[begin EXCERPTED DATA]

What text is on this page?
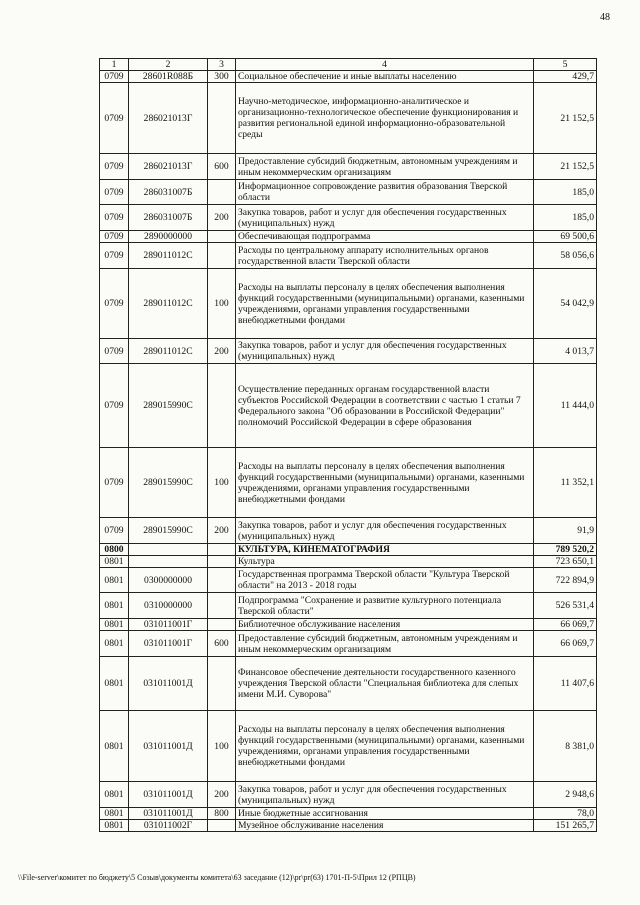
48
1	2	3	4	5
0709	28601R088Б	300	Социальное обеспечение и иные выплаты населению	429,7
0709	286021013Г		Научно-методическое, информационно-аналитическое и организационно-технологическое обеспечение функционирования и развития региональной единой информационно-образовательной среды	21 152,5
0709	286021013Г	600	Предоставление субсидий бюджетным, автономным учреждениям и иным некоммерческим организациям	21 152,5
0709	286031007Б		Информационное сопровождение развития образования Тверской области	185,0
0709	286031007Б	200	Закупка товаров, работ и услуг для обеспечения государственных (муниципальных) нужд	185,0
0709	2890000000		Обеспечивающая подпрограмма	69 500,6
0709	289011012С		Расходы по центральному аппарату исполнительных органов государственной власти Тверской области	58 056,6
0709	289011012С	100	Расходы на выплаты персоналу в целях обеспечения выполнения функций государственными (муниципальными) органами, казенными учреждениями, органами управления государственными внебюджетными фондами	54 042,9
0709	289011012С	200	Закупка товаров, работ и услуг для обеспечения государственных (муниципальных) нужд	4 013,7
0709	289015990С		Осуществление переданных органам государственной власти субъектов Российской Федерации в соответствии с частью 1 статьи 7 Федерального закона "Об образовании в Российской Федерации" полномочий Российской Федерации в сфере образования	11 444,0
0709	289015990С	100	Расходы на выплаты персоналу в целях обеспечения выполнения функций государственными (муниципальными) органами, казенными учреждениями, органами управления государственными внебюджетными фондами	11 352,1
0709	289015990С	200	Закупка товаров, работ и услуг для обеспечения государственных (муниципальных) нужд	91,9
0800			КУЛЬТУРА, КИНЕМАТОГРАФИЯ	789 520,2
0801			Культура	723 650,1
0801	0300000000		Государственная программа Тверской области "Культура Тверской области" на 2013 - 2018 годы	722 894,9
0801	0310000000		Подпрограмма "Сохранение и развитие культурного потенциала Тверской области"	526 531,4
0801	031011001Г		Библиотечное обслуживание населения	66 069,7
0801	031011001Г	600	Предоставление субсидий бюджетным, автономным учреждениям и иным некоммерческим организациям	66 069,7
0801	031011001Д		Финансовое обеспечение деятельности государственного казенного учреждения Тверской области "Специальная библиотека для слепых имени М.И. Суворова"	11 407,6
0801	031011001Д	100	Расходы на выплаты персоналу в целях обеспечения выполнения функций государственными (муниципальными) органами, казенными учреждениями, органами управления государственными внебюджетными фондами	8 381,0
0801	031011001Д	200	Закупка товаров, работ и услуг для обеспечения государственных (муниципальных) нужд	2 948,6
0801	031011001Д	800	Иные бюджетные ассигнования	78,0
0801	031011002Г		Музейное обслуживание населения	151 265,7
\\File-server\комитет по бюджету\5 Созыв\документы комитета\63 заседание (12)\pr\pr(63) 1701-П-5\Прил 12 (РПЦВ)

[end EXCERPTED DATA]

REQUIREMENTS = Reproduce the listing word for word and omit its pictures.

SOLUTION TO THE PROBLEM =
What text is on this page?
48
1	2	3	4	5
0709	28601R088Б	300	Социальное обеспечение и иные выплаты населению	429,7
0709	286021013Г		Научно-методическое, информационно-аналитическое и организационно-технологическое обеспечение функционирования и развития региональной единой информационно-образовательной среды	21 152,5
0709	286021013Г	600	Предоставление субсидий бюджетным, автономным учреждениям и иным некоммерческим организациям	21 152,5
0709	286031007Б		Информационное сопровождение развития образования Тверской области	185,0
0709	286031007Б	200	Закупка товаров, работ и услуг для обеспечения государственных (муниципальных) нужд	185,0
0709	2890000000		Обеспечивающая подпрограмма	69 500,6
0709	289011012С		Расходы по центральному аппарату исполнительных органов государственной власти Тверской области	58 056,6
0709	289011012С	100	Расходы на выплаты персоналу в целях обеспечения выполнения функций государственными (муниципальными) органами, казенными учреждениями, органами управления государственными внебюджетными фондами	54 042,9
0709	289011012С	200	Закупка товаров, работ и услуг для обеспечения государственных (муниципальных) нужд	4 013,7
0709	289015990С		Осуществление переданных органам государственной власти субъектов Российской Федерации в соответствии с частью 1 статьи 7 Федерального закона "Об образовании в Российской Федерации" полномочий Российской Федерации в сфере образования	11 444,0
0709	289015990С	100	Расходы на выплаты персоналу в целях обеспечения выполнения функций государственными (муниципальными) органами, казенными учреждениями, органами управления государственными внебюджетными фондами	11 352,1
0709	289015990С	200	Закупка товаров, работ и услуг для обеспечения государственных (муниципальных) нужд	91,9
0800			КУЛЬТУРА, КИНЕМАТОГРАФИЯ	789 520,2
0801			Культура	723 650,1
0801	0300000000		Государственная программа Тверской области "Культура Тверской области" на 2013 - 2018 годы	722 894,9
0801	0310000000		Подпрограмма "Сохранение и развитие культурного потенциала Тверской области"	526 531,4
0801	031011001Г		Библиотечное обслуживание населения	66 069,7
0801	031011001Г	600	Предоставление субсидий бюджетным, автономным учреждениям и иным некоммерческим организациям	66 069,7
0801	031011001Д		Финансовое обеспечение деятельности государственного казенного учреждения Тверской области "Специальная библиотека для слепых имени М.И. Суворова"	11 407,6
0801	031011001Д	100	Расходы на выплаты персоналу в целях обеспечения выполнения функций государственными (муниципальными) органами, казенными учреждениями, органами управления государственными внебюджетными фондами	8 381,0
0801	031011001Д	200	Закупка товаров, работ и услуг для обеспечения государственных (муниципальных) нужд	2 948,6
0801	031011001Д	800	Иные бюджетные ассигнования	78,0
0801	031011002Г		Музейное обслуживание населения	151 265,7
\\File-server\комитет по бюджету\5 Созыв\документы комитета\63 заседание (12)\pr\pr(63) 1701-П-5\Прил 12 (РПЦВ)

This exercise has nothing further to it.